◆ **Directions for this task**
Filter out everything except lines holding "production".

◆ **Records shown**
● ● ● ● ● ● ●
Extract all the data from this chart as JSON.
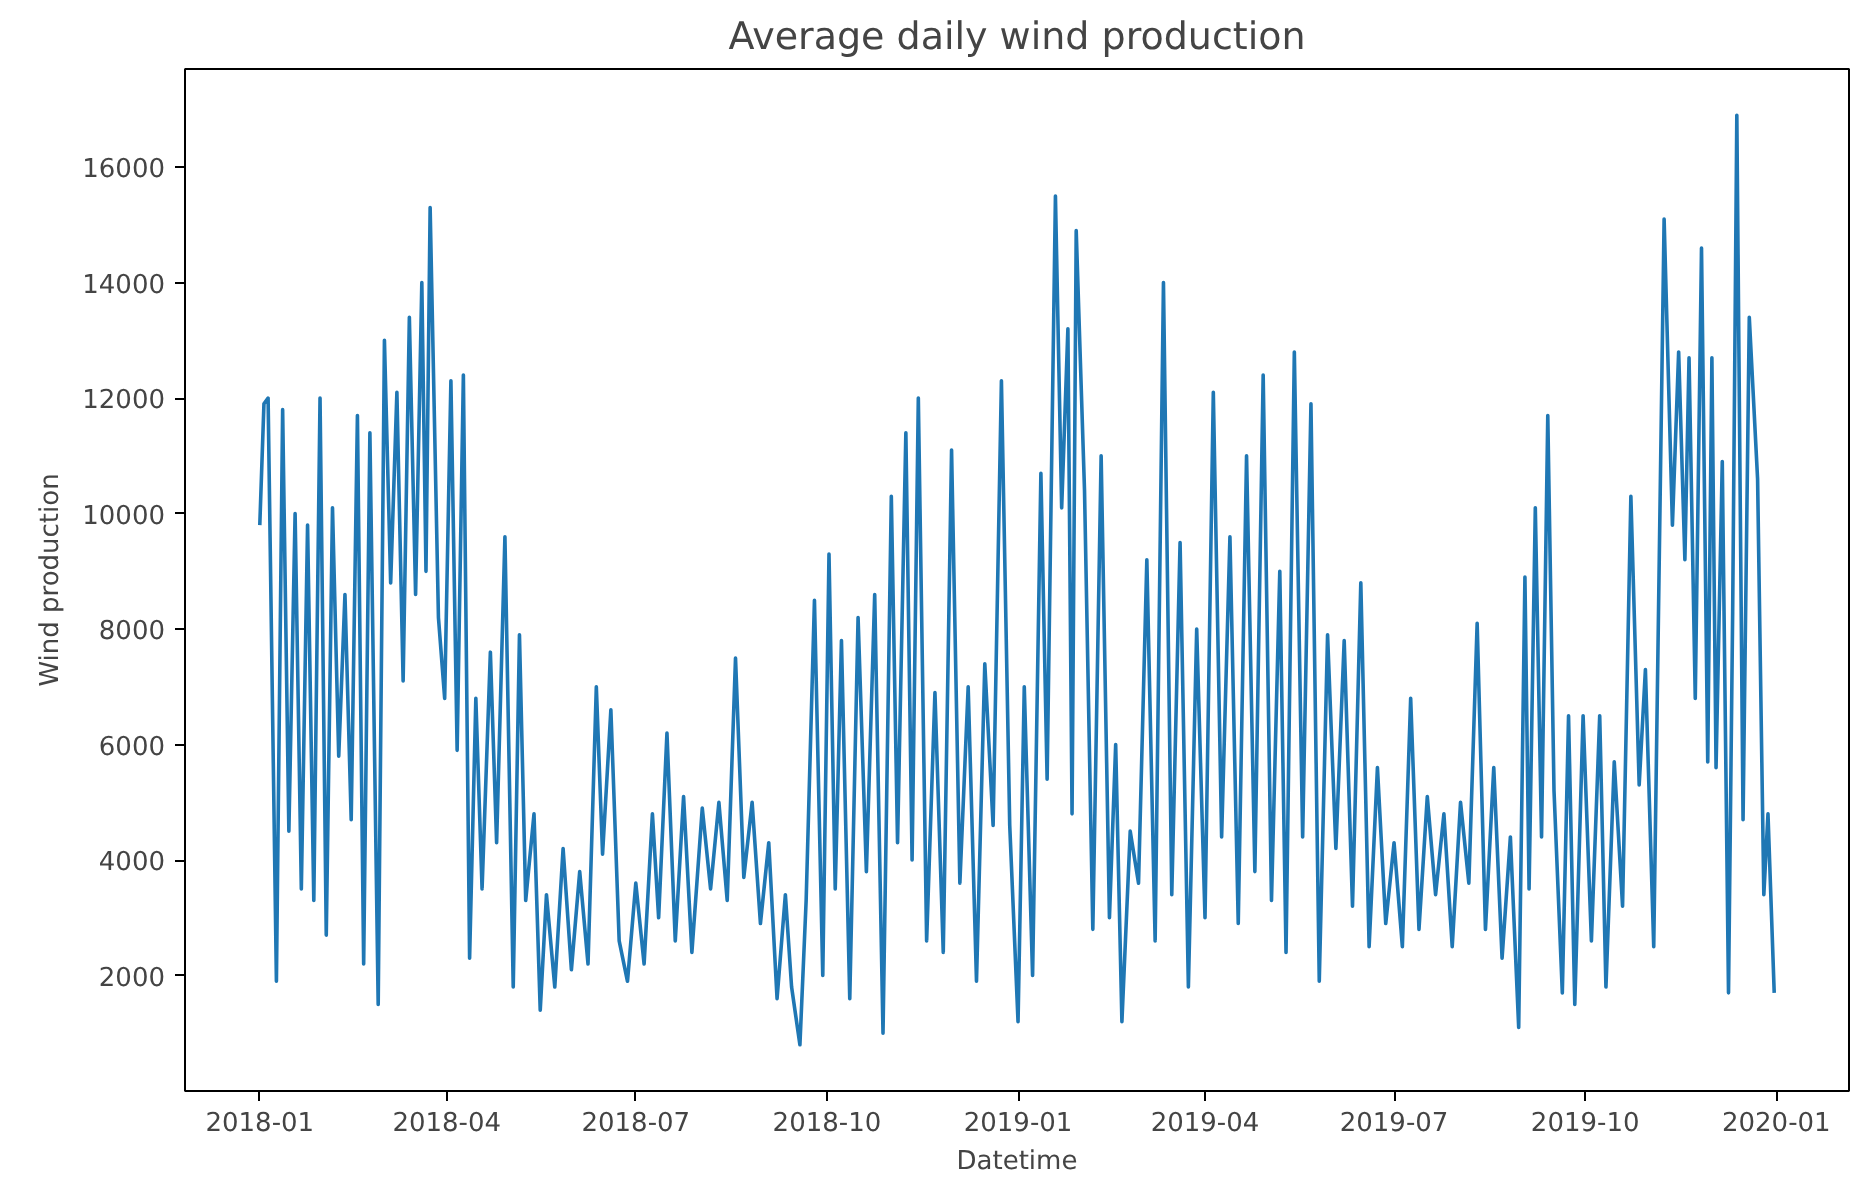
{
  "chart_data": {
    "type": "line",
    "title": "Average daily wind production",
    "xlabel": "Datetime",
    "ylabel": "Wind production",
    "x": [
      "2018-01-01",
      "2018-01-03",
      "2018-01-05",
      "2018-01-09",
      "2018-01-12",
      "2018-01-15",
      "2018-01-18",
      "2018-01-21",
      "2018-01-24",
      "2018-01-27",
      "2018-01-30",
      "2018-02-02",
      "2018-02-05",
      "2018-02-08",
      "2018-02-11",
      "2018-02-14",
      "2018-02-17",
      "2018-02-20",
      "2018-02-23",
      "2018-02-27",
      "2018-03-02",
      "2018-03-05",
      "2018-03-08",
      "2018-03-11",
      "2018-03-14",
      "2018-03-17",
      "2018-03-20",
      "2018-03-22",
      "2018-03-24",
      "2018-03-28",
      "2018-03-31",
      "2018-04-03",
      "2018-04-06",
      "2018-04-09",
      "2018-04-12",
      "2018-04-15",
      "2018-04-18",
      "2018-04-22",
      "2018-04-25",
      "2018-04-29",
      "2018-05-03",
      "2018-05-06",
      "2018-05-09",
      "2018-05-13",
      "2018-05-16",
      "2018-05-19",
      "2018-05-23",
      "2018-05-27",
      "2018-05-31",
      "2018-06-04",
      "2018-06-08",
      "2018-06-12",
      "2018-06-15",
      "2018-06-19",
      "2018-06-23",
      "2018-06-27",
      "2018-07-01",
      "2018-07-05",
      "2018-07-09",
      "2018-07-12",
      "2018-07-16",
      "2018-07-20",
      "2018-07-24",
      "2018-07-28",
      "2018-08-02",
      "2018-08-06",
      "2018-08-10",
      "2018-08-14",
      "2018-08-18",
      "2018-08-22",
      "2018-08-26",
      "2018-08-30",
      "2018-09-03",
      "2018-09-07",
      "2018-09-11",
      "2018-09-14",
      "2018-09-18",
      "2018-09-21",
      "2018-09-25",
      "2018-09-29",
      "2018-10-02",
      "2018-10-05",
      "2018-10-08",
      "2018-10-12",
      "2018-10-16",
      "2018-10-20",
      "2018-10-24",
      "2018-10-28",
      "2018-11-01",
      "2018-11-04",
      "2018-11-08",
      "2018-11-11",
      "2018-11-14",
      "2018-11-18",
      "2018-11-22",
      "2018-11-26",
      "2018-11-30",
      "2018-12-04",
      "2018-12-08",
      "2018-12-12",
      "2018-12-16",
      "2018-12-20",
      "2018-12-24",
      "2018-12-28",
      "2019-01-01",
      "2019-01-04",
      "2019-01-08",
      "2019-01-12",
      "2019-01-15",
      "2019-01-19",
      "2019-01-22",
      "2019-01-25",
      "2019-01-27",
      "2019-01-29",
      "2019-02-02",
      "2019-02-06",
      "2019-02-10",
      "2019-02-14",
      "2019-02-17",
      "2019-02-20",
      "2019-02-24",
      "2019-02-28",
      "2019-03-04",
      "2019-03-08",
      "2019-03-12",
      "2019-03-16",
      "2019-03-20",
      "2019-03-24",
      "2019-03-28",
      "2019-04-01",
      "2019-04-05",
      "2019-04-09",
      "2019-04-13",
      "2019-04-17",
      "2019-04-21",
      "2019-04-25",
      "2019-04-29",
      "2019-05-03",
      "2019-05-07",
      "2019-05-10",
      "2019-05-14",
      "2019-05-18",
      "2019-05-22",
      "2019-05-26",
      "2019-05-30",
      "2019-06-03",
      "2019-06-07",
      "2019-06-11",
      "2019-06-15",
      "2019-06-19",
      "2019-06-23",
      "2019-06-27",
      "2019-07-01",
      "2019-07-05",
      "2019-07-09",
      "2019-07-13",
      "2019-07-17",
      "2019-07-21",
      "2019-07-25",
      "2019-07-29",
      "2019-08-02",
      "2019-08-06",
      "2019-08-10",
      "2019-08-14",
      "2019-08-18",
      "2019-08-22",
      "2019-08-26",
      "2019-08-30",
      "2019-09-02",
      "2019-09-04",
      "2019-09-07",
      "2019-09-10",
      "2019-09-13",
      "2019-09-16",
      "2019-09-20",
      "2019-09-23",
      "2019-09-26",
      "2019-09-30",
      "2019-10-04",
      "2019-10-08",
      "2019-10-11",
      "2019-10-15",
      "2019-10-19",
      "2019-10-23",
      "2019-10-27",
      "2019-10-30",
      "2019-11-03",
      "2019-11-08",
      "2019-11-12",
      "2019-11-15",
      "2019-11-18",
      "2019-11-20",
      "2019-11-23",
      "2019-11-26",
      "2019-11-29",
      "2019-12-01",
      "2019-12-03",
      "2019-12-06",
      "2019-12-09",
      "2019-12-11",
      "2019-12-13",
      "2019-12-16",
      "2019-12-19",
      "2019-12-23",
      "2019-12-26",
      "2019-12-28",
      "2019-12-31"
    ],
    "series": [
      {
        "color": "#1f77b4",
        "values": [
          9800,
          11900,
          12000,
          1900,
          11800,
          4500,
          10000,
          3500,
          9800,
          3300,
          12000,
          2700,
          10100,
          5800,
          8600,
          4700,
          11700,
          2200,
          11400,
          1500,
          13000,
          8800,
          12100,
          7100,
          13400,
          8600,
          14000,
          9000,
          15300,
          8200,
          6800,
          12300,
          5900,
          12400,
          2300,
          6800,
          3500,
          7600,
          4300,
          9600,
          1800,
          7900,
          3300,
          4800,
          1400,
          3400,
          1800,
          4200,
          2100,
          3800,
          2200,
          7000,
          4100,
          6600,
          2600,
          1900,
          3600,
          2200,
          4800,
          3000,
          6200,
          2600,
          5100,
          2400,
          4900,
          3500,
          5000,
          3300,
          7500,
          3700,
          5000,
          2900,
          4300,
          1600,
          3400,
          1800,
          800,
          3300,
          8500,
          2000,
          9300,
          3500,
          7800,
          1600,
          8200,
          3800,
          8600,
          1000,
          10300,
          4300,
          11400,
          4000,
          12000,
          2600,
          6900,
          2400,
          11100,
          3600,
          7000,
          1900,
          7400,
          4600,
          12300,
          4600,
          1200,
          7000,
          2000,
          10700,
          5400,
          15500,
          10100,
          13200,
          4800,
          14900,
          10400,
          2800,
          11000,
          3000,
          6000,
          1200,
          4500,
          3600,
          9200,
          2600,
          14000,
          3400,
          9500,
          1800,
          8000,
          3000,
          12100,
          4400,
          9600,
          2900,
          11000,
          3800,
          12400,
          3300,
          9000,
          2400,
          12800,
          4400,
          11900,
          1900,
          7900,
          4200,
          7800,
          3200,
          8800,
          2500,
          5600,
          2900,
          4300,
          2500,
          6800,
          2800,
          5100,
          3400,
          4800,
          2500,
          5000,
          3600,
          8100,
          2800,
          5600,
          2300,
          4400,
          1100,
          8900,
          3500,
          10100,
          4400,
          11700,
          5200,
          1700,
          6500,
          1500,
          6500,
          2600,
          6500,
          1800,
          5700,
          3200,
          10300,
          5300,
          7300,
          2500,
          15100,
          9800,
          12800,
          9200,
          12700,
          6800,
          14600,
          5700,
          12700,
          5600,
          10900,
          1700,
          8300,
          16900,
          4700,
          13400,
          10600,
          3400,
          4800,
          1700
        ]
      }
    ],
    "xlim": [
      "2017-11-26",
      "2020-02-05"
    ],
    "xticks": [
      {
        "value": "2018-01-01",
        "label": "2018-01"
      },
      {
        "value": "2018-04-01",
        "label": "2018-04"
      },
      {
        "value": "2018-07-01",
        "label": "2018-07"
      },
      {
        "value": "2018-10-01",
        "label": "2018-10"
      },
      {
        "value": "2019-01-01",
        "label": "2019-01"
      },
      {
        "value": "2019-04-01",
        "label": "2019-04"
      },
      {
        "value": "2019-07-01",
        "label": "2019-07"
      },
      {
        "value": "2019-10-01",
        "label": "2019-10"
      },
      {
        "value": "2020-01-01",
        "label": "2020-01"
      }
    ],
    "ylim": [
      0,
      17700
    ],
    "yticks": [
      2000,
      4000,
      6000,
      8000,
      10000,
      12000,
      14000,
      16000
    ],
    "grid": false
  }
}
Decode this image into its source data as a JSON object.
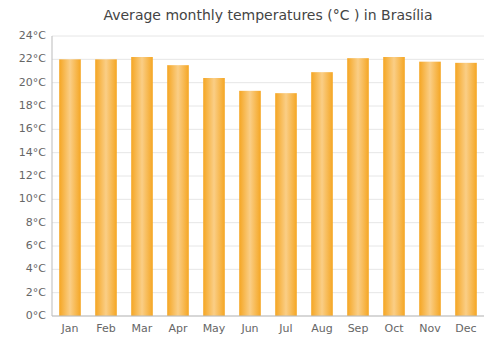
{
  "chart_data": {
    "type": "bar",
    "title": "Average monthly temperatures (°C ) in Brasília",
    "categories": [
      "Jan",
      "Feb",
      "Mar",
      "Apr",
      "May",
      "Jun",
      "Jul",
      "Aug",
      "Sep",
      "Oct",
      "Nov",
      "Dec"
    ],
    "values": [
      22.0,
      22.0,
      22.2,
      21.5,
      20.4,
      19.3,
      19.1,
      20.9,
      22.1,
      22.2,
      21.8,
      21.7
    ],
    "color": "#F5A623",
    "ylim": [
      0,
      24
    ],
    "yticks": [
      {
        "value": 0,
        "label": "0°C"
      },
      {
        "value": 2,
        "label": "2°C"
      },
      {
        "value": 4,
        "label": "4°C"
      },
      {
        "value": 6,
        "label": "6°C"
      },
      {
        "value": 8,
        "label": "8°C"
      },
      {
        "value": 10,
        "label": "10°C"
      },
      {
        "value": 12,
        "label": "12°C"
      },
      {
        "value": 14,
        "label": "14°C"
      },
      {
        "value": 16,
        "label": "16°C"
      },
      {
        "value": 18,
        "label": "18°C"
      },
      {
        "value": 20,
        "label": "20°C"
      },
      {
        "value": 22,
        "label": "22°C"
      },
      {
        "value": 24,
        "label": "24°C"
      }
    ],
    "grid": true
  }
}
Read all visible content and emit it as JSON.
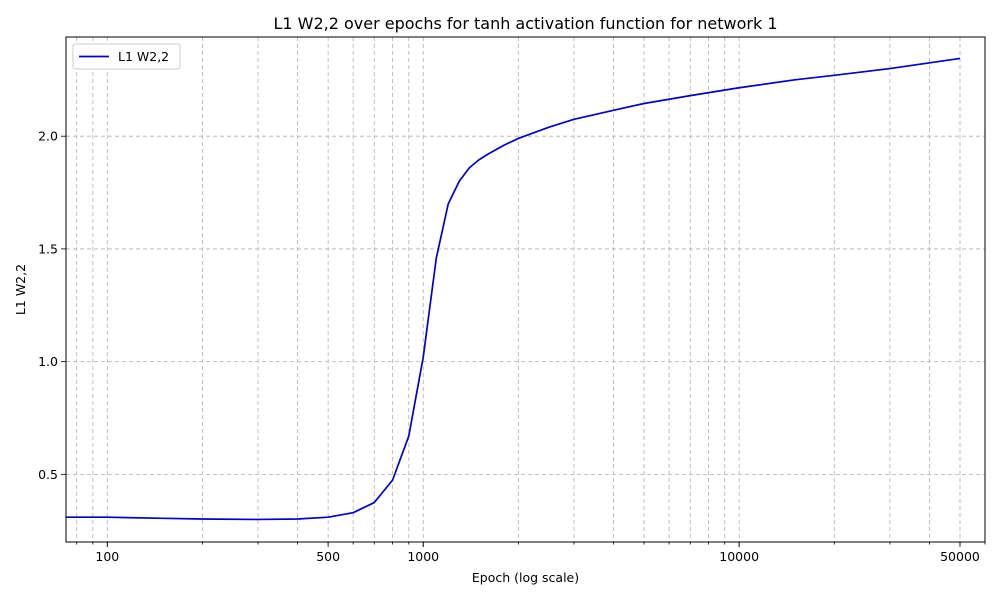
● ● ● ● ● ● ●
◆ **Answer in full**
    "title": "Average daily wind production",
    "ylabel": "Wind production",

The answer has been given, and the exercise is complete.